### Written task:
Return every record exactly as written.

### Given data:
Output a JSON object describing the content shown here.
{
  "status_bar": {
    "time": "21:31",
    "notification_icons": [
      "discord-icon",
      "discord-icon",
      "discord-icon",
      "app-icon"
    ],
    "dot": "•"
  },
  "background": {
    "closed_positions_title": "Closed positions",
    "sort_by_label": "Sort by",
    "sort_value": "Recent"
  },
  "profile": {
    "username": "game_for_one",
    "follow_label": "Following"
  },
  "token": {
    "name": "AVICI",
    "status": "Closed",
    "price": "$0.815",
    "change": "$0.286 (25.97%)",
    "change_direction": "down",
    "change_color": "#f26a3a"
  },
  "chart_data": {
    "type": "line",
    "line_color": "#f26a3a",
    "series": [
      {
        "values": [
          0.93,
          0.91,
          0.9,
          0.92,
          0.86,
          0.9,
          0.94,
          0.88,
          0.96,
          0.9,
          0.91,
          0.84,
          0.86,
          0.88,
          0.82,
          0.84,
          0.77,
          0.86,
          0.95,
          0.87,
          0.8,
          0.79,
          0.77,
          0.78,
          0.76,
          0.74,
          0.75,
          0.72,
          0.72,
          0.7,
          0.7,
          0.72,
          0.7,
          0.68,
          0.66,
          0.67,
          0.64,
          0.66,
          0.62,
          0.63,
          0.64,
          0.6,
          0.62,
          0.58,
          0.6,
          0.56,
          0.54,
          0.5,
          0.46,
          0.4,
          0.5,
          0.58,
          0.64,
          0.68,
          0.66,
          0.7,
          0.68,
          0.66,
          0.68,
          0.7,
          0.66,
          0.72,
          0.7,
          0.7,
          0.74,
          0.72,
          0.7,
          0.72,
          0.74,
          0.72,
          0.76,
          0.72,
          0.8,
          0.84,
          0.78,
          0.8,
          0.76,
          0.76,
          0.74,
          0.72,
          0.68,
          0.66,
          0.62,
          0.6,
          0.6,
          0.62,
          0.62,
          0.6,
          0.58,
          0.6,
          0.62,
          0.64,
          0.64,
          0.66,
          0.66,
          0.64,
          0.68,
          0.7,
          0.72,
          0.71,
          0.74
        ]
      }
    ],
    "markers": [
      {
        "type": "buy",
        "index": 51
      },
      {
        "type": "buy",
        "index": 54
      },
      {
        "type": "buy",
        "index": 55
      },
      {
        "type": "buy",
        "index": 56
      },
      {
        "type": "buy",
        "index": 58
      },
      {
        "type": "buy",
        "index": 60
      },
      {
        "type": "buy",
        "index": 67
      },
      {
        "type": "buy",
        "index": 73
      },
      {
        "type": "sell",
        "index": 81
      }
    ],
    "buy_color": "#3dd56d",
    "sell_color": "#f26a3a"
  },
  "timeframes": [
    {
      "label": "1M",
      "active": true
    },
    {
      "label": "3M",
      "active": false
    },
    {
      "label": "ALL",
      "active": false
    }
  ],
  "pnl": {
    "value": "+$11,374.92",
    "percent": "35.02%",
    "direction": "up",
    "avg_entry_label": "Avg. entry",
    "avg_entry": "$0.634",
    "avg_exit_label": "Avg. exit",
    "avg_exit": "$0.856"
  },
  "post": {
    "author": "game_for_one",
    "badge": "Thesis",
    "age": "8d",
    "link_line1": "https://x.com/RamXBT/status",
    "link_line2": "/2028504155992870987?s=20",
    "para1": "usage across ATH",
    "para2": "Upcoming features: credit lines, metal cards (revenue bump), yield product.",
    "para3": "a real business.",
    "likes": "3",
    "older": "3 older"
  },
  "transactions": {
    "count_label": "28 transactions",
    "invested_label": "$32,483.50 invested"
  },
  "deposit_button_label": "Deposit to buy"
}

### The response:
Output a JSON object describing the content shown here.
{
  "status_bar": {
    "time": "21:31",
    "notification_icons": [
      "discord-icon",
      "discord-icon",
      "discord-icon",
      "app-icon"
    ],
    "dot": "•"
  },
  "background": {
    "closed_positions_title": "Closed positions",
    "sort_by_label": "Sort by",
    "sort_value": "Recent"
  },
  "profile": {
    "username": "game_for_one",
    "follow_label": "Following"
  },
  "token": {
    "name": "AVICI",
    "status": "Closed",
    "price": "$0.815",
    "change": "$0.286 (25.97%)",
    "change_direction": "down",
    "change_color": "#f26a3a"
  },
  "chart_data": {
    "type": "line",
    "line_color": "#f26a3a",
    "series": [
      {
        "values": [
          0.93,
          0.91,
          0.9,
          0.92,
          0.86,
          0.9,
          0.94,
          0.88,
          0.96,
          0.9,
          0.91,
          0.84,
          0.86,
          0.88,
          0.82,
          0.84,
          0.77,
          0.86,
          0.95,
          0.87,
          0.8,
          0.79,
          0.77,
          0.78,
          0.76,
          0.74,
          0.75,
          0.72,
          0.72,
          0.7,
          0.7,
          0.72,
          0.7,
          0.68,
          0.66,
          0.67,
          0.64,
          0.66,
          0.62,
          0.63,
          0.64,
          0.6,
          0.62,
          0.58,
          0.6,
          0.56,
          0.54,
          0.5,
          0.46,
          0.4,
          0.5,
          0.58,
          0.64,
          0.68,
          0.66,
          0.7,
          0.68,
          0.66,
          0.68,
          0.7,
          0.66,
          0.72,
          0.7,
          0.7,
          0.74,
          0.72,
          0.7,
          0.72,
          0.74,
          0.72,
          0.76,
          0.72,
          0.8,
          0.84,
          0.78,
          0.8,
          0.76,
          0.76,
          0.74,
          0.72,
          0.68,
          0.66,
          0.62,
          0.6,
          0.6,
          0.62,
          0.62,
          0.6,
          0.58,
          0.6,
          0.62,
          0.64,
          0.64,
          0.66,
          0.66,
          0.64,
          0.68,
          0.7,
          0.72,
          0.71,
          0.74
        ]
      }
    ],
    "markers": [
      {
        "type": "buy",
        "index": 51
      },
      {
        "type": "buy",
        "index": 54
      },
      {
        "type": "buy",
        "index": 55
      },
      {
        "type": "buy",
        "index": 56
      },
      {
        "type": "buy",
        "index": 58
      },
      {
        "type": "buy",
        "index": 60
      },
      {
        "type": "buy",
        "index": 67
      },
      {
        "type": "buy",
        "index": 73
      },
      {
        "type": "sell",
        "index": 81
      }
    ],
    "buy_color": "#3dd56d",
    "sell_color": "#f26a3a"
  },
  "timeframes": [
    {
      "label": "1M",
      "active": true
    },
    {
      "label": "3M",
      "active": false
    },
    {
      "label": "ALL",
      "active": false
    }
  ],
  "pnl": {
    "value": "+$11,374.92",
    "percent": "35.02%",
    "direction": "up",
    "avg_entry_label": "Avg. entry",
    "avg_entry": "$0.634",
    "avg_exit_label": "Avg. exit",
    "avg_exit": "$0.856"
  },
  "post": {
    "author": "game_for_one",
    "badge": "Thesis",
    "age": "8d",
    "link_line1": "https://x.com/RamXBT/status",
    "link_line2": "/2028504155992870987?s=20",
    "para1": "usage across ATH",
    "para2": "Upcoming features: credit lines, metal cards (revenue bump), yield product.",
    "para3": "a real business.",
    "likes": "3",
    "older": "3 older"
  },
  "transactions": {
    "count_label": "28 transactions",
    "invested_label": "$32,483.50 invested"
  },
  "deposit_button_label": "Deposit to buy"
}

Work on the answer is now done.